▶ **Exercise brief**
Present each line of the entries below that holds the word "dicere".
**** Data in this exercise
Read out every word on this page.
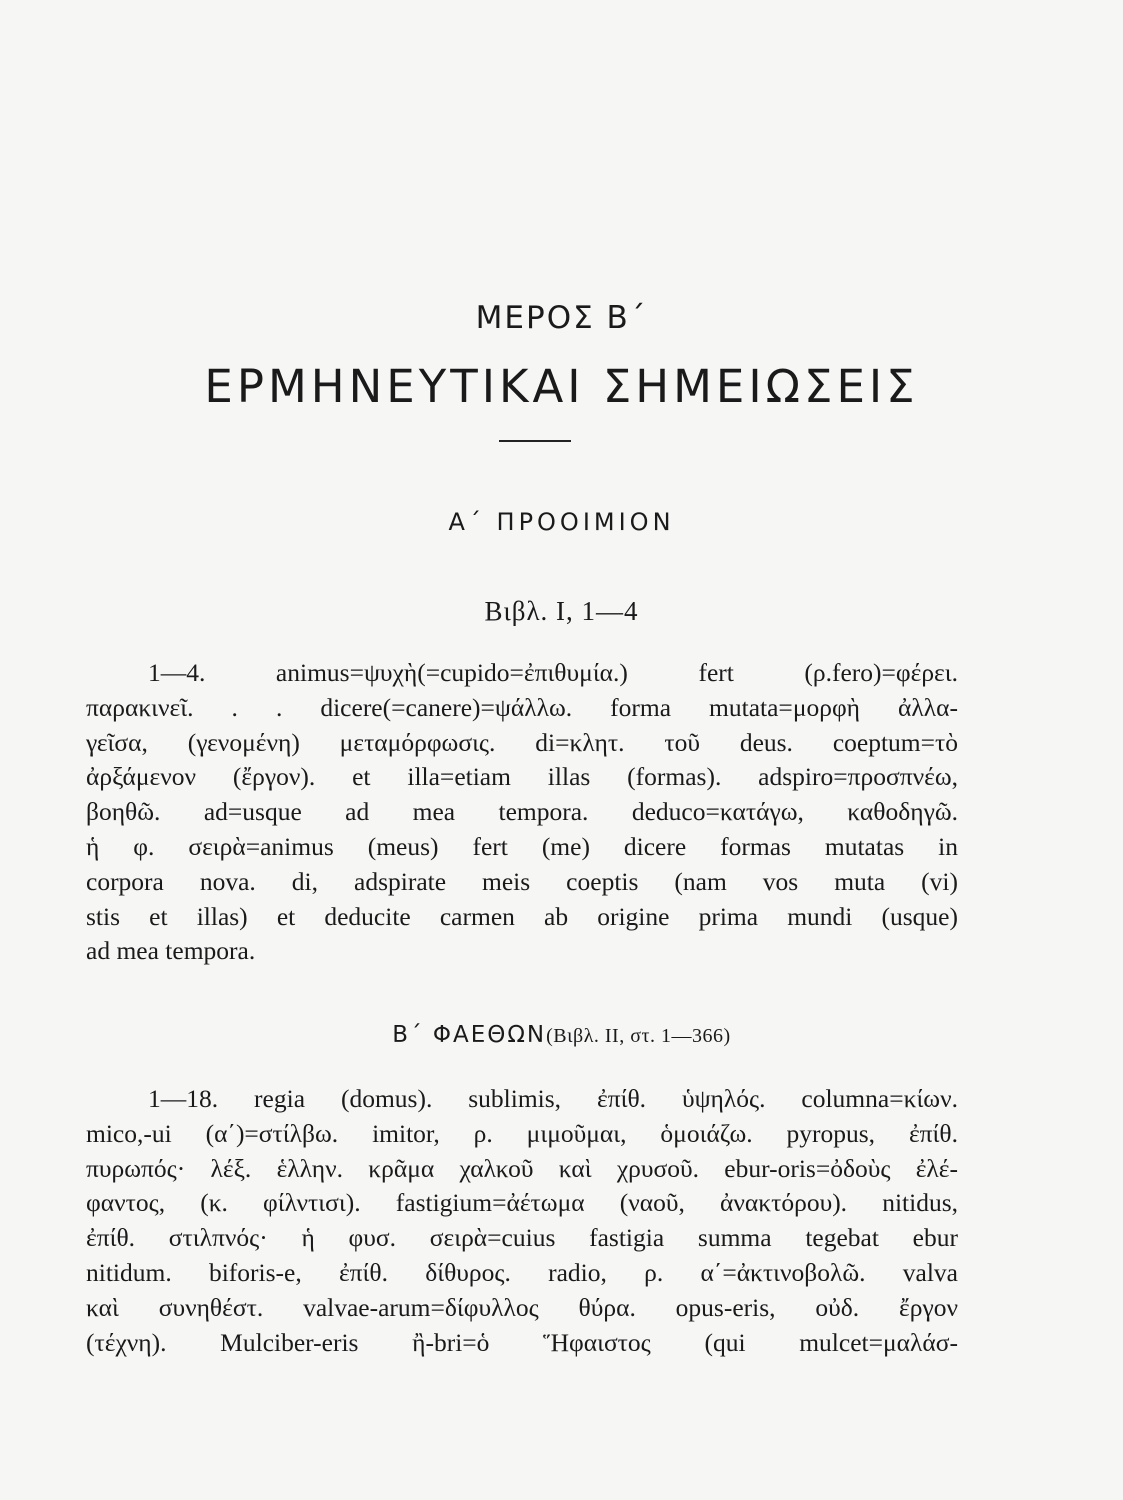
ΜΕΡΟΣ Β΄
ΕΡΜΗΝΕΥΤΙΚΑΙ ΣΗΜΕΙΩΣΕΙΣ
Α΄ ΠΡΟΟΙΜΙΟΝ
Βιβλ. Ι, 1—4
1—4. animus=ψυχὴ(=cupido=ἐπιθυμία.) fert (ρ.fero)=φέρει.
παρακινεῖ. . . dicere(=canere)=ψάλλω. forma mutata=μορφὴ ἀλλα-
γεῖσα, (γενομένη) μεταμόρφωσις. di=κλητ. τοῦ deus. coeptum=τὸ
ἀρξάμενον (ἔργον). et illa=etiam illas (formas). adspiro=προσπνέω,
βοηθῶ. ad=usque ad mea tempora. deduco=κατάγω, καθοδηγῶ.
ἡ φ. σειρὰ=animus (meus) fert (me) dicere formas mutatas in
corpora nova. di, adspirate meis coeptis (nam vos muta (vi)
stis et illas) et deducite carmen ab origine prima mundi (usque)
ad mea tempora.
Β΄ ΦΑΕΘΩΝ(Βιβλ. ΙΙ, στ. 1—366)
1—18. regia (domus). sublimis, ἐπίθ. ὑψηλός. columna=κίων.
mico,-ui (α΄)=στίλβω. imitor, ρ. μιμοῦμαι, ὁμοιάζω. pyropus, ἐπίθ.
πυρωπός· λέξ. ἑλλην. κρᾶμα χαλκοῦ καὶ χρυσοῦ. ebur-oris=ὀδοὺς ἐλέ-
φαντος, (κ. φίλντισι). fastigium=ἀέτωμα (ναοῦ, ἀνακτόρου). nitidus,
ἐπίθ. στιλπνός· ἡ φυσ. σειρὰ=cuius fastigia summa tegebat ebur
nitidum. biforis-e, ἐπίθ. δίθυρος. radio, ρ. α΄=ἀκτινοβολῶ. valva
καὶ συνηθέστ. valvae-arum=δίφυλλος θύρα. opus-eris, οὐδ. ἔργον
(τέχνη). Mulciber-eris ἢ-bri=ὁ Ἥφαιστος (qui mulcet=μαλάσ-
********
▶ **Response to this task**
παρακινεῖ. . . dicere(=canere)=ψάλλω. forma mutata=μορφὴ ἀλλα-
ἡ φ. σειρὰ=animus (meus) fert (me) dicere formas mutatas in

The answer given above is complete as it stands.